(Annotated element listings)
--- Start ---
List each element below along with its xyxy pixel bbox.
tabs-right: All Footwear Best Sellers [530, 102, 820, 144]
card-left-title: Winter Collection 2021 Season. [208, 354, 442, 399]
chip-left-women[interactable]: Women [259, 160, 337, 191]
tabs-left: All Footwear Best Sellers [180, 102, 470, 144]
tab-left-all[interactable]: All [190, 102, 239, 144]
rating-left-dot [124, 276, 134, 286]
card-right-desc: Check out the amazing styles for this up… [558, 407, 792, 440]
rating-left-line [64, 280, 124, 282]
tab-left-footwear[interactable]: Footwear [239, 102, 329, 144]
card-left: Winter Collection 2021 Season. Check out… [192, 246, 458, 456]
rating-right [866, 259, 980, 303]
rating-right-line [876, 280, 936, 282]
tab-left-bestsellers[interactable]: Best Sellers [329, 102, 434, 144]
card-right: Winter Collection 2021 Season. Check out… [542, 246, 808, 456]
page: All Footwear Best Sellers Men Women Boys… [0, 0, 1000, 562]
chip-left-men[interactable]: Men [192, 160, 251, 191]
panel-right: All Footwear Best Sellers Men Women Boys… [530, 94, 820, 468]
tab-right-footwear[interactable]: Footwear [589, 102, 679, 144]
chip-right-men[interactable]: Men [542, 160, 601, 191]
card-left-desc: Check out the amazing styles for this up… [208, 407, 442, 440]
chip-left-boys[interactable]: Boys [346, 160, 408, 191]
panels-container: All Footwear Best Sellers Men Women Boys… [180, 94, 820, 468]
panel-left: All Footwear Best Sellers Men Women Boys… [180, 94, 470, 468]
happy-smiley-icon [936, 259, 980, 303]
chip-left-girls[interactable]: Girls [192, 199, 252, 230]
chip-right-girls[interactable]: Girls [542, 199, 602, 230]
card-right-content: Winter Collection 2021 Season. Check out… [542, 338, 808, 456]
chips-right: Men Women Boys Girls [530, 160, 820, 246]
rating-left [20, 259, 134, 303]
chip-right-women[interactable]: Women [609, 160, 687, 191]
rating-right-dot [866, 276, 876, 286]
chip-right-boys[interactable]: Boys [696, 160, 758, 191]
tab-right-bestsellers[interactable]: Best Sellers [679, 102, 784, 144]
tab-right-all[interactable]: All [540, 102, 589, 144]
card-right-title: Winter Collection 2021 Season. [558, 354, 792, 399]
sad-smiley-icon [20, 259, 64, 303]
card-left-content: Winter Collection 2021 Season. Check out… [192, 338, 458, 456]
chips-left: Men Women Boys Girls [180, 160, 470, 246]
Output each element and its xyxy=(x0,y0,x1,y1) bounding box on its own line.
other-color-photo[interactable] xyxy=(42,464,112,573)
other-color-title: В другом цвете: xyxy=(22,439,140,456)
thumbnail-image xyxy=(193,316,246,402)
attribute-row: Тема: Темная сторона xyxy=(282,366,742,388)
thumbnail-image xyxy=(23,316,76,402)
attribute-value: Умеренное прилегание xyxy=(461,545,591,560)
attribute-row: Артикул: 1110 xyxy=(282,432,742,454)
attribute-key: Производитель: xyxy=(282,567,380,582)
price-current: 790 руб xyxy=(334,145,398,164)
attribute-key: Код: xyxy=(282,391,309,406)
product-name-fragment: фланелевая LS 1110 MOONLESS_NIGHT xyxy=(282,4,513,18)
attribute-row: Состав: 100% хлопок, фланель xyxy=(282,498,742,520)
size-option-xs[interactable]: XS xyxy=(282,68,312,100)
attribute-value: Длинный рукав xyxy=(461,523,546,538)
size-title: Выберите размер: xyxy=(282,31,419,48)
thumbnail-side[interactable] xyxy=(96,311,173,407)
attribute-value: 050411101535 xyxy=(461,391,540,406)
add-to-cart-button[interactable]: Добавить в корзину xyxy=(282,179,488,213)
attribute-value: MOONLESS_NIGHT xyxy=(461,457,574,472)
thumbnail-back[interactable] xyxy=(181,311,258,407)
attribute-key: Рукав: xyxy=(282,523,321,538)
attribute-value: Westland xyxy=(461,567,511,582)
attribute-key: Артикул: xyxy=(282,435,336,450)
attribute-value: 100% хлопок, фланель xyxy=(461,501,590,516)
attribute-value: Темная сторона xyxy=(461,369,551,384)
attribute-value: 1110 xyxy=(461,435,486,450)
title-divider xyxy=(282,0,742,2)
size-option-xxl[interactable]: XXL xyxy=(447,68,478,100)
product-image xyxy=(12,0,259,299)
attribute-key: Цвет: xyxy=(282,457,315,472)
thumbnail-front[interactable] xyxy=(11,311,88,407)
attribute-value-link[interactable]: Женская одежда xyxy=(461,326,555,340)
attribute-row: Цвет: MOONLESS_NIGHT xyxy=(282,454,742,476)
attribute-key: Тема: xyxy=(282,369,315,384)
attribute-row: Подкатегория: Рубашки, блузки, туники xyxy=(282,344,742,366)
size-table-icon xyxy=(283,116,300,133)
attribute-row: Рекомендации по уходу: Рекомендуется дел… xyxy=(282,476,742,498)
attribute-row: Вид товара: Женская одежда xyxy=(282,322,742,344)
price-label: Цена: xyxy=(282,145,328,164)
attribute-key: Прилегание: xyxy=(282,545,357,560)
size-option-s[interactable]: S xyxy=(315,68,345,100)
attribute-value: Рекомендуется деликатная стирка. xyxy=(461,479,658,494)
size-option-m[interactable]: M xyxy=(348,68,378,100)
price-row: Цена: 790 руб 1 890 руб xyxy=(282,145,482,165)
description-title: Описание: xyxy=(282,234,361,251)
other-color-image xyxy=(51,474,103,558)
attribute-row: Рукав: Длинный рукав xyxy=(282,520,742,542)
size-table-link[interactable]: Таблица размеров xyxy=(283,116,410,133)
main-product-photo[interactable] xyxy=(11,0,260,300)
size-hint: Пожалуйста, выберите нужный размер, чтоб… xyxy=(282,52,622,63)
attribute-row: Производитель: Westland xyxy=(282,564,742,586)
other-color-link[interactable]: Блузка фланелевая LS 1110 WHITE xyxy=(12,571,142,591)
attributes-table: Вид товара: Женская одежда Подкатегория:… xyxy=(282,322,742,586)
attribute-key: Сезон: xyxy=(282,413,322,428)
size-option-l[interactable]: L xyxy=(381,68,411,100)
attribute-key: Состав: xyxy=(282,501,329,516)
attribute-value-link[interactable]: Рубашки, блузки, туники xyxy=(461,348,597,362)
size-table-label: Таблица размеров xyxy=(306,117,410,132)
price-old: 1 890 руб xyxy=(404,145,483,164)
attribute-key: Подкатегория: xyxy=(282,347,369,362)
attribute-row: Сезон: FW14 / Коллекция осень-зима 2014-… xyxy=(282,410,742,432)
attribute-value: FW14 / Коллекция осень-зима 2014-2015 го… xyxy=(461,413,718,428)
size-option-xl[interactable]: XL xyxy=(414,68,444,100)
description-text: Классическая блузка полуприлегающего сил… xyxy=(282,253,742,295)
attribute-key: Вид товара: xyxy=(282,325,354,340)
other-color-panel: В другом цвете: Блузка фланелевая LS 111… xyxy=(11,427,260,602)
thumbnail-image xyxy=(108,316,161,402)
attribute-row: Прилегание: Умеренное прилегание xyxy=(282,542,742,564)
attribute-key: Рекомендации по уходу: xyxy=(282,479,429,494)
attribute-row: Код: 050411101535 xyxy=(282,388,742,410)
--- End ---
Reproduce every row above line for line, with no changes at all.

List each element below along with its xyxy pixel bbox.
tabs-right: All Footwear Best Sellers [530, 102, 820, 144]
card-left-title: Winter Collection 2021 Season. [208, 354, 442, 399]
chip-left-women[interactable]: Women [259, 160, 337, 191]
tabs-left: All Footwear Best Sellers [180, 102, 470, 144]
tab-left-all[interactable]: All [190, 102, 239, 144]
rating-left-dot [124, 276, 134, 286]
card-right-desc: Check out the amazing styles for this up… [558, 407, 792, 440]
rating-left-line [64, 280, 124, 282]
tab-left-footwear[interactable]: Footwear [239, 102, 329, 144]
card-left: Winter Collection 2021 Season. Check out… [192, 246, 458, 456]
rating-right [866, 259, 980, 303]
rating-right-line [876, 280, 936, 282]
tab-left-bestsellers[interactable]: Best Sellers [329, 102, 434, 144]
card-right: Winter Collection 2021 Season. Check out… [542, 246, 808, 456]
page: All Footwear Best Sellers Men Women Boys… [0, 0, 1000, 562]
chip-left-men[interactable]: Men [192, 160, 251, 191]
panel-right: All Footwear Best Sellers Men Women Boys… [530, 94, 820, 468]
tab-right-footwear[interactable]: Footwear [589, 102, 679, 144]
chip-right-men[interactable]: Men [542, 160, 601, 191]
card-left-desc: Check out the amazing styles for this up… [208, 407, 442, 440]
chip-left-boys[interactable]: Boys [346, 160, 408, 191]
panels-container: All Footwear Best Sellers Men Women Boys… [180, 94, 820, 468]
panel-left: All Footwear Best Sellers Men Women Boys… [180, 94, 470, 468]
happy-smiley-icon [936, 259, 980, 303]
chip-left-girls[interactable]: Girls [192, 199, 252, 230]
chip-right-girls[interactable]: Girls [542, 199, 602, 230]
card-right-content: Winter Collection 2021 Season. Check out… [542, 338, 808, 456]
chips-right: Men Women Boys Girls [530, 160, 820, 246]
rating-left [20, 259, 134, 303]
chip-right-women[interactable]: Women [609, 160, 687, 191]
rating-right-dot [866, 276, 876, 286]
chip-right-boys[interactable]: Boys [696, 160, 758, 191]
tab-right-bestsellers[interactable]: Best Sellers [679, 102, 784, 144]
tab-right-all[interactable]: All [540, 102, 589, 144]
card-right-title: Winter Collection 2021 Season. [558, 354, 792, 399]
sad-smiley-icon [20, 259, 64, 303]
card-left-content: Winter Collection 2021 Season. Check out… [192, 338, 458, 456]
chips-left: Men Women Boys Girls [180, 160, 470, 246]
Output each element and its xyxy=(x0,y0,x1,y1) bounding box on its own line.
other-color-photo[interactable] xyxy=(42,464,112,573)
other-color-title: В другом цвете: xyxy=(22,439,140,456)
thumbnail-image xyxy=(193,316,246,402)
attribute-row: Тема: Темная сторона xyxy=(282,366,742,388)
thumbnail-image xyxy=(23,316,76,402)
attribute-value: Умеренное прилегание xyxy=(461,545,591,560)
attribute-row: Артикул: 1110 xyxy=(282,432,742,454)
attribute-key: Производитель: xyxy=(282,567,380,582)
price-current: 790 руб xyxy=(334,145,398,164)
attribute-key: Код: xyxy=(282,391,309,406)
product-name-fragment: фланелевая LS 1110 MOONLESS_NIGHT xyxy=(282,4,513,18)
attribute-row: Состав: 100% хлопок, фланель xyxy=(282,498,742,520)
size-option-xs[interactable]: XS xyxy=(282,68,312,100)
attribute-value: Длинный рукав xyxy=(461,523,546,538)
size-title: Выберите размер: xyxy=(282,31,419,48)
thumbnail-side[interactable] xyxy=(96,311,173,407)
attribute-value: 050411101535 xyxy=(461,391,540,406)
add-to-cart-button[interactable]: Добавить в корзину xyxy=(282,179,488,213)
attribute-value: MOONLESS_NIGHT xyxy=(461,457,574,472)
thumbnail-back[interactable] xyxy=(181,311,258,407)
attribute-key: Рукав: xyxy=(282,523,321,538)
attribute-value: Westland xyxy=(461,567,511,582)
attribute-key: Артикул: xyxy=(282,435,336,450)
attribute-value: 100% хлопок, фланель xyxy=(461,501,590,516)
attribute-value: Темная сторона xyxy=(461,369,551,384)
attribute-value: 1110 xyxy=(461,435,486,450)
title-divider xyxy=(282,0,742,2)
size-option-xxl[interactable]: XXL xyxy=(447,68,478,100)
product-image xyxy=(12,0,259,299)
attribute-key: Цвет: xyxy=(282,457,315,472)
thumbnail-front[interactable] xyxy=(11,311,88,407)
attribute-value-link[interactable]: Женская одежда xyxy=(461,326,555,340)
attribute-row: Цвет: MOONLESS_NIGHT xyxy=(282,454,742,476)
attribute-key: Тема: xyxy=(282,369,315,384)
attribute-row: Подкатегория: Рубашки, блузки, туники xyxy=(282,344,742,366)
size-table-icon xyxy=(283,116,300,133)
attribute-row: Рекомендации по уходу: Рекомендуется дел… xyxy=(282,476,742,498)
attribute-row: Вид товара: Женская одежда xyxy=(282,322,742,344)
price-label: Цена: xyxy=(282,145,328,164)
attribute-key: Прилегание: xyxy=(282,545,357,560)
size-option-s[interactable]: S xyxy=(315,68,345,100)
attribute-value: Рекомендуется деликатная стирка. xyxy=(461,479,658,494)
size-option-m[interactable]: M xyxy=(348,68,378,100)
price-row: Цена: 790 руб 1 890 руб xyxy=(282,145,482,165)
description-title: Описание: xyxy=(282,234,361,251)
other-color-image xyxy=(51,474,103,558)
attribute-row: Рукав: Длинный рукав xyxy=(282,520,742,542)
size-table-link[interactable]: Таблица размеров xyxy=(283,116,410,133)
main-product-photo[interactable] xyxy=(11,0,260,300)
size-hint: Пожалуйста, выберите нужный размер, чтоб… xyxy=(282,52,622,63)
attribute-row: Производитель: Westland xyxy=(282,564,742,586)
other-color-link[interactable]: Блузка фланелевая LS 1110 WHITE xyxy=(12,571,142,591)
attributes-table: Вид товара: Женская одежда Подкатегория:… xyxy=(282,322,742,586)
attribute-key: Сезон: xyxy=(282,413,322,428)
size-option-l[interactable]: L xyxy=(381,68,411,100)
attribute-key: Состав: xyxy=(282,501,329,516)
attribute-value-link[interactable]: Рубашки, блузки, туники xyxy=(461,348,597,362)
size-table-label: Таблица размеров xyxy=(306,117,410,132)
price-old: 1 890 руб xyxy=(404,145,483,164)
attribute-key: Подкатегория: xyxy=(282,347,369,362)
attribute-row: Сезон: FW14 / Коллекция осень-зима 2014-… xyxy=(282,410,742,432)
attribute-value: FW14 / Коллекция осень-зима 2014-2015 го… xyxy=(461,413,718,428)
size-option-xl[interactable]: XL xyxy=(414,68,444,100)
description-text: Классическая блузка полуприлегающего сил… xyxy=(282,253,742,295)
attribute-key: Вид товара: xyxy=(282,325,354,340)
other-color-panel: В другом цвете: Блузка фланелевая LS 111… xyxy=(11,427,260,602)
thumbnail-image xyxy=(108,316,161,402)
attribute-row: Прилегание: Умеренное прилегание xyxy=(282,542,742,564)
attribute-key: Рекомендации по уходу: xyxy=(282,479,429,494)
attribute-row: Код: 050411101535 xyxy=(282,388,742,410)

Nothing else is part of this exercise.